DATA PROVIDED>
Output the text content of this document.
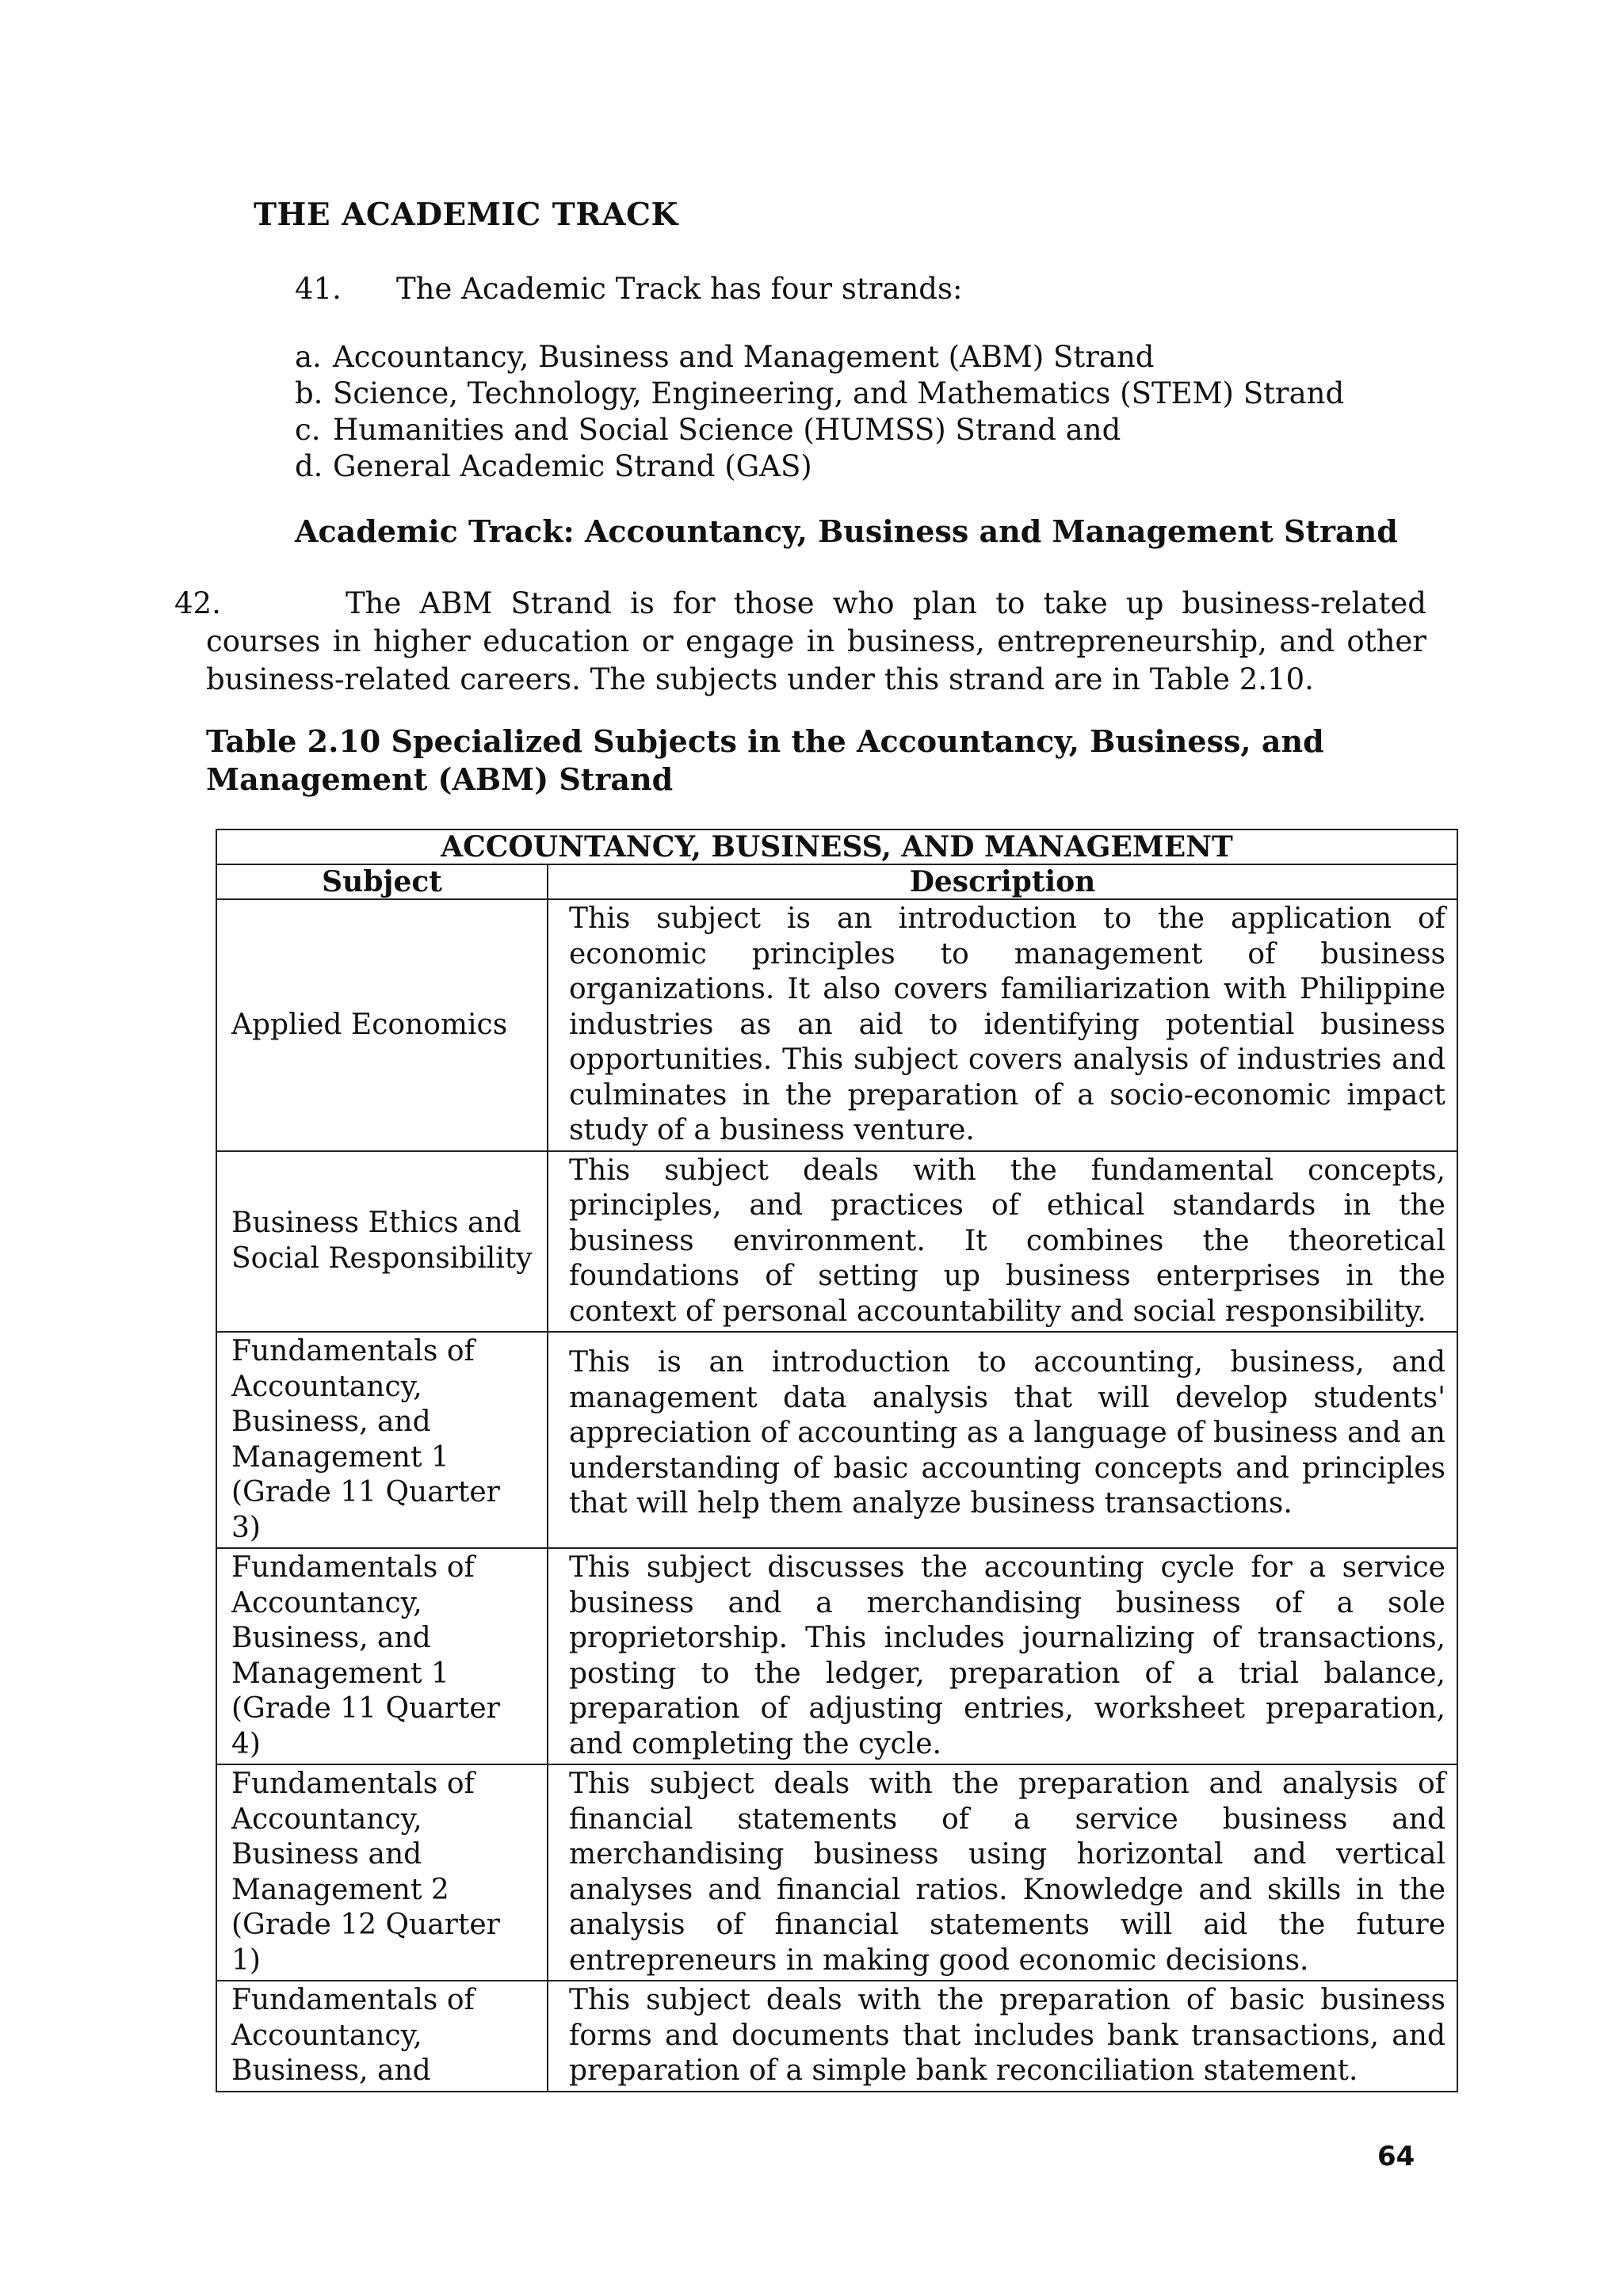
THE ACADEMIC TRACK
41. The Academic Track has four strands:
a. Accountancy, Business and Management (ABM) Strand
b. Science, Technology, Engineering, and Mathematics (STEM) Strand
c. Humanities and Social Science (HUMSS) Strand and
d. General Academic Strand (GAS)
Academic Track: Accountancy, Business and Management Strand
42.	The ABM Strand is for those who plan to take up business-related courses in higher education or engage in business, entrepreneurship, and other business-related careers. The subjects under this strand are in Table 2.10.
Table 2.10 Specialized Subjects in the Accountancy, Business, and Management (ABM) Strand
ACCOUNTANCY, BUSINESS, AND MANAGEMENT	
Subject	Description
Applied Economics	This subject is an introduction to the application of economic principles to management of business organizations. It also covers familiarization with Philippine industries as an aid to identifying potential business opportunities. This subject covers analysis of industries and culminates in the preparation of a socio-economic impact study of a business venture.
Business Ethics and Social Responsibility	This subject deals with the fundamental concepts, principles, and practices of ethical standards in the business environment. It combines the theoretical foundations of setting up business enterprises in the context of personal accountability and social responsibility.
Fundamentals of Accountancy, Business, and Management 1 (Grade 11 Quarter 3)	This is an introduction to accounting, business, and management data analysis that will develop students' appreciation of accounting as a language of business and an understanding of basic accounting concepts and principles that will help them analyze business transactions.
Fundamentals of Accountancy, Business, and Management 1 (Grade 11 Quarter 4)	This subject discusses the accounting cycle for a service business and a merchandising business of a sole proprietorship. This includes journalizing of transactions, posting to the ledger, preparation of a trial balance, preparation of adjusting entries, worksheet preparation, and completing the cycle.
Fundamentals of Accountancy, Business and Management 2 (Grade 12 Quarter 1)	This subject deals with the preparation and analysis of financial statements of a service business and merchandising business using horizontal and vertical analyses and financial ratios. Knowledge and skills in the analysis of financial statements will aid the future entrepreneurs in making good economic decisions.
Fundamentals of Accountancy, Business, and	This subject deals with the preparation of basic business forms and documents that includes bank transactions, and preparation of a simple bank reconciliation statement.
64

TASK DETAILS>
Pick every line with "Science" in it and copy it.

EXPECTED ANSWER>
b. Science, Technology, Engineering, and Mathematics (STEM) Strand
c. Humanities and Social Science (HUMSS) Strand and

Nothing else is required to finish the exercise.